- **Data in this exercise**:
........

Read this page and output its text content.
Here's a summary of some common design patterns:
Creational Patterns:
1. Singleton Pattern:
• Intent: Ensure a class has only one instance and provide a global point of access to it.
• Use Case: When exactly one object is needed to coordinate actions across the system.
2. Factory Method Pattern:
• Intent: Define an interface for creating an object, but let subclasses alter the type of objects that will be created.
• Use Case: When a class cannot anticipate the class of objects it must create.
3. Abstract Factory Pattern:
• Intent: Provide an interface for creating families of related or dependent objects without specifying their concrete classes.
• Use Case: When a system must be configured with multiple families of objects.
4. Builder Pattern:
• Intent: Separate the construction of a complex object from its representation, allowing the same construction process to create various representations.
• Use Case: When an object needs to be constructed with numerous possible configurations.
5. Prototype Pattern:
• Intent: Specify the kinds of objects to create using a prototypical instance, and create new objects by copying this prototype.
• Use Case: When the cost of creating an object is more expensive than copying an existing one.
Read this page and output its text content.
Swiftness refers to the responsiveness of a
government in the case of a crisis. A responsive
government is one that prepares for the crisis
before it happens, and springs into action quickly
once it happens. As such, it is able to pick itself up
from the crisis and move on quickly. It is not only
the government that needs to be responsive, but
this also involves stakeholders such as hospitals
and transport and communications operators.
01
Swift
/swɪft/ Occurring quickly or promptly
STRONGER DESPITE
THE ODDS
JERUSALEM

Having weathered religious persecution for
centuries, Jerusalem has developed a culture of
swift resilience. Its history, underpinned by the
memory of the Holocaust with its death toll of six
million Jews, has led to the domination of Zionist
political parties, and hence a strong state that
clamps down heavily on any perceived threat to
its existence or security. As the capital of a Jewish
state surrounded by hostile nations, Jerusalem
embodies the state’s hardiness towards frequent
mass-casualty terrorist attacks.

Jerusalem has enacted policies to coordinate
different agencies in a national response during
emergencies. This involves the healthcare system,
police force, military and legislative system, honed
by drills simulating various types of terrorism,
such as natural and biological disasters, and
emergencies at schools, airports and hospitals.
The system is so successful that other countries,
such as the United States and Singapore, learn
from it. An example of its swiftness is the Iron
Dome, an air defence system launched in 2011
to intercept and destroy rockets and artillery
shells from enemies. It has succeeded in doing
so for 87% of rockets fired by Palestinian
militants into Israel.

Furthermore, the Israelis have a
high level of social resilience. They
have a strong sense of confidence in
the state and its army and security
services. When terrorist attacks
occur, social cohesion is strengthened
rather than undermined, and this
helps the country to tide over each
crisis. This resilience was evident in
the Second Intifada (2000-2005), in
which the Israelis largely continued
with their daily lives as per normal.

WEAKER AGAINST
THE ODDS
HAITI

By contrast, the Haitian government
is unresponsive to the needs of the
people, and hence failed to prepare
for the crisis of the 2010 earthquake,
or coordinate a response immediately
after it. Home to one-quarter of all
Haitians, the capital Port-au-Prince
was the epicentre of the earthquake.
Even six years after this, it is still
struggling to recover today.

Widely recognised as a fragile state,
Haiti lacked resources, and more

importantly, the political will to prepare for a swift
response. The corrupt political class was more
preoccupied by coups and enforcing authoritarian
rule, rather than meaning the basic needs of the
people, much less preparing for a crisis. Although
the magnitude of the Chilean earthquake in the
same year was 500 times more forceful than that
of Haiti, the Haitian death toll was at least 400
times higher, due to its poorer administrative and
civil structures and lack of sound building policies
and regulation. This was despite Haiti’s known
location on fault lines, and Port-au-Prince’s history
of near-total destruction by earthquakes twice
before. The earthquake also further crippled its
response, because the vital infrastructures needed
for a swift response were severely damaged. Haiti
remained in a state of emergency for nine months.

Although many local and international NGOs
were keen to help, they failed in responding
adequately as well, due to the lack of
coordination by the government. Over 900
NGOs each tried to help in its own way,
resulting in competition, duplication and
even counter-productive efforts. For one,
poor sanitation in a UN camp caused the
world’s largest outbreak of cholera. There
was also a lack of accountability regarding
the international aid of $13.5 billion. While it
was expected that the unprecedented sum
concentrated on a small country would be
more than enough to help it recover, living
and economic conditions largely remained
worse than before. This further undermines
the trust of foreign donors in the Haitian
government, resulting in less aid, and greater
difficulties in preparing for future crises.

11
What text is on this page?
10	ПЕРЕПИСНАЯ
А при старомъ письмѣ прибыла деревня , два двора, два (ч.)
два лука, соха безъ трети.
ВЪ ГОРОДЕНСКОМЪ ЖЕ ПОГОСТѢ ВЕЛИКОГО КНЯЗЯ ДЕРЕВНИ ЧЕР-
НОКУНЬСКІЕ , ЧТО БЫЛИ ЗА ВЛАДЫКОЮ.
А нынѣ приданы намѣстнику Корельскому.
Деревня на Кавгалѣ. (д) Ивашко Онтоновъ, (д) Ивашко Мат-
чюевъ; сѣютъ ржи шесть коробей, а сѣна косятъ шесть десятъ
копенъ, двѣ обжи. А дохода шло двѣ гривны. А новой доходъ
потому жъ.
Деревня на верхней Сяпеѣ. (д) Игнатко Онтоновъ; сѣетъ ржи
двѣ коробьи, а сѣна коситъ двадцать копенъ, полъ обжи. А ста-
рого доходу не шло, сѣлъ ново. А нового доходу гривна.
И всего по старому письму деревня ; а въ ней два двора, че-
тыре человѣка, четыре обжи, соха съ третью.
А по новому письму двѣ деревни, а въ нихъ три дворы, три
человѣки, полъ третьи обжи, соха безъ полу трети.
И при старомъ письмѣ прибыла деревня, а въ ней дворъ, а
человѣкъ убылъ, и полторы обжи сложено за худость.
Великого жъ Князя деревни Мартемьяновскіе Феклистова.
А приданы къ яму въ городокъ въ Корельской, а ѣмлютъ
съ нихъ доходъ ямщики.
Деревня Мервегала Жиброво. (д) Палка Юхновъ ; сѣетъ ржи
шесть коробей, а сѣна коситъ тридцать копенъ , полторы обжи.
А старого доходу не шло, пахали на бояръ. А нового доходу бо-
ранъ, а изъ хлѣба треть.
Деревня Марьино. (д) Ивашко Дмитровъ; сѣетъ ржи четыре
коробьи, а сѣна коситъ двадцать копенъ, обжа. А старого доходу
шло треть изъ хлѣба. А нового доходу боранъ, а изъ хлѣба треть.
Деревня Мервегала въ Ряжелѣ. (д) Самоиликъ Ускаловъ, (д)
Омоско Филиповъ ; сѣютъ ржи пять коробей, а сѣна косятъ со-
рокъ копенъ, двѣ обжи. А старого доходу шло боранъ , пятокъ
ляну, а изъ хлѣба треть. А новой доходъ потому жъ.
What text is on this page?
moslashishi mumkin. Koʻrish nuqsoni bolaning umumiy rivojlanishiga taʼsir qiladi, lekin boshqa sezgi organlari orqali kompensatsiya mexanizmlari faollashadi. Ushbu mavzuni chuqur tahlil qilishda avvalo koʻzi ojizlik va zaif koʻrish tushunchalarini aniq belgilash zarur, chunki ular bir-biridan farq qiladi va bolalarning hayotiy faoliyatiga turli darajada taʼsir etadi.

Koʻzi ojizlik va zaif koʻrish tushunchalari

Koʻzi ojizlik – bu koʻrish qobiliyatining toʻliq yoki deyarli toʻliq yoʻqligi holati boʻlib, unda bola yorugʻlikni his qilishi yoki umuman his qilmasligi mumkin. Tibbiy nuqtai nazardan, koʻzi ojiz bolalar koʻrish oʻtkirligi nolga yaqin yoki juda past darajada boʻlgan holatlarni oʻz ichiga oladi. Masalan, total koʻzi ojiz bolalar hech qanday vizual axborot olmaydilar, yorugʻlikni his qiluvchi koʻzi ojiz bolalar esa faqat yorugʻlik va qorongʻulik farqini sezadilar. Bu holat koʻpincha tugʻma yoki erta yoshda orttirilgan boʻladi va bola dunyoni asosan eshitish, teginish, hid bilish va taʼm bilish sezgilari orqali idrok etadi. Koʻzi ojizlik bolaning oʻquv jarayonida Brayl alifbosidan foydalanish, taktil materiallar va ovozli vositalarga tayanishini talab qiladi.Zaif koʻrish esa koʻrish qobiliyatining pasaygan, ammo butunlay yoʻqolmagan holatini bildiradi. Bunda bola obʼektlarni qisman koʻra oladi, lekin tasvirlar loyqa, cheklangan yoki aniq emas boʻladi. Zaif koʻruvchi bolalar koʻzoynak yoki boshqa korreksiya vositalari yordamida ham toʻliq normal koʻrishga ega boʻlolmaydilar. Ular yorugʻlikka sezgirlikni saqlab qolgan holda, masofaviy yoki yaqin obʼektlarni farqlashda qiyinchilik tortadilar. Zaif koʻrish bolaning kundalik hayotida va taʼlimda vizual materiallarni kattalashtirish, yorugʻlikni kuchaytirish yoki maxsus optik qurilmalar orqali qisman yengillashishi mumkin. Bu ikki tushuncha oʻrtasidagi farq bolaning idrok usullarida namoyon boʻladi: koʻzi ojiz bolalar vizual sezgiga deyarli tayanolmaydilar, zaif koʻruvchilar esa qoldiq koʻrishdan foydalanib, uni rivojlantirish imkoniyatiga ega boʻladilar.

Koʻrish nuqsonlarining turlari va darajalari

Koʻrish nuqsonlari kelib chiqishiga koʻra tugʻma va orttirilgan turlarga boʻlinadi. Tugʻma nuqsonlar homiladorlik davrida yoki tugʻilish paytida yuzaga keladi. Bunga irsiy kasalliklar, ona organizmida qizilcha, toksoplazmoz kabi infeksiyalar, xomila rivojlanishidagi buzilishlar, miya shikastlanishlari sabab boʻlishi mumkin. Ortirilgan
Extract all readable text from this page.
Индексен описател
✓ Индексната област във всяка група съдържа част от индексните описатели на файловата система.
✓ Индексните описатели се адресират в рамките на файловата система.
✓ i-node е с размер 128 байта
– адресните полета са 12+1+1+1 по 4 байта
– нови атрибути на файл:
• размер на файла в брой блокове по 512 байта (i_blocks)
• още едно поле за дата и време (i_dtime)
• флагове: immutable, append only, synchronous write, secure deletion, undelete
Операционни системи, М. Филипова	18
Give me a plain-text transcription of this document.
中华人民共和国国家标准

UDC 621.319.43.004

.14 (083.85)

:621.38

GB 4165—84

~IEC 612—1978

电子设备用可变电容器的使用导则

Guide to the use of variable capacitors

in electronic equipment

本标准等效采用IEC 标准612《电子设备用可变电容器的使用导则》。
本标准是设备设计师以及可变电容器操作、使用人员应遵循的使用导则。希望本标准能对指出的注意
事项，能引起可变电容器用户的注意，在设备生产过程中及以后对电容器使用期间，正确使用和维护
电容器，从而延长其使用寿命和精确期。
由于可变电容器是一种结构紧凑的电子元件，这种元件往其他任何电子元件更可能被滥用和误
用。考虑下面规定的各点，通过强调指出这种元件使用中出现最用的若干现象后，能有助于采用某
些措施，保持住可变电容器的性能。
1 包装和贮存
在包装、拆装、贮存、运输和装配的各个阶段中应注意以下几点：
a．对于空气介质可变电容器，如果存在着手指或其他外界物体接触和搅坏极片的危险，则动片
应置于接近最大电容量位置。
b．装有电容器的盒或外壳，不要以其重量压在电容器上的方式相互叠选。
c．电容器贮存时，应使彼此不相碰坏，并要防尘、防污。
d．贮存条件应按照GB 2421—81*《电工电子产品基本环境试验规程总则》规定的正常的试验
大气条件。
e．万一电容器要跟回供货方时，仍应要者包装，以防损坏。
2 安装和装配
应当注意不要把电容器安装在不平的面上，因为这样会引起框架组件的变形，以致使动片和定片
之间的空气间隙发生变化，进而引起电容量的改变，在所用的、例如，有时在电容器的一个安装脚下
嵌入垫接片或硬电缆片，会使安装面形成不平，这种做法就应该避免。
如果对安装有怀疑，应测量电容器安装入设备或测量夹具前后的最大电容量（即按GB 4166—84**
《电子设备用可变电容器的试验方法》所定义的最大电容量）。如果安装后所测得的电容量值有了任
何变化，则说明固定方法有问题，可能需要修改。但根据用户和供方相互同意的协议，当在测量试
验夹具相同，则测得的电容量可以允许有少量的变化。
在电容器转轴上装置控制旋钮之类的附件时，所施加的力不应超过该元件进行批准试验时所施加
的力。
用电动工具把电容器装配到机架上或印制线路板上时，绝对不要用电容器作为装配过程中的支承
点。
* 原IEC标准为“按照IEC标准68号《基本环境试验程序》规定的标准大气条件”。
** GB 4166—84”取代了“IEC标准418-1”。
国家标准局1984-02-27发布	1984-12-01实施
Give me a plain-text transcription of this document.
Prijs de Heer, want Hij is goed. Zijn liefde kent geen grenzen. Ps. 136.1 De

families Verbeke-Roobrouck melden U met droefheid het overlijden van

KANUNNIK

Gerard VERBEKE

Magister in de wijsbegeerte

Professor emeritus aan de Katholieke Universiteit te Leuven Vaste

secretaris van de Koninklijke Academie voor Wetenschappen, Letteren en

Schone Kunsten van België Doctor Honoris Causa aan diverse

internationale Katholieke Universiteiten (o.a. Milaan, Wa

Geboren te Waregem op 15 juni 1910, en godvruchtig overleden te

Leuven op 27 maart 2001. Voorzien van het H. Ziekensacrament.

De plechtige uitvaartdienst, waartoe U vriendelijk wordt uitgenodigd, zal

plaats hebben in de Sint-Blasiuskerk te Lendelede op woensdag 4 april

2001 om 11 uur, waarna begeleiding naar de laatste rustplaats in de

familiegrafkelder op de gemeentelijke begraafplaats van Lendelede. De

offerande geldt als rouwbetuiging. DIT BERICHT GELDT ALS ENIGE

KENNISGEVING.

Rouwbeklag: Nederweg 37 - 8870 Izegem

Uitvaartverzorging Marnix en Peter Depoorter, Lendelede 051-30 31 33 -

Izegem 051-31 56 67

........

- **Exercise requirements**: Provide only the number of lines in the entries that hold the word "обжи".

- **Task result**: 7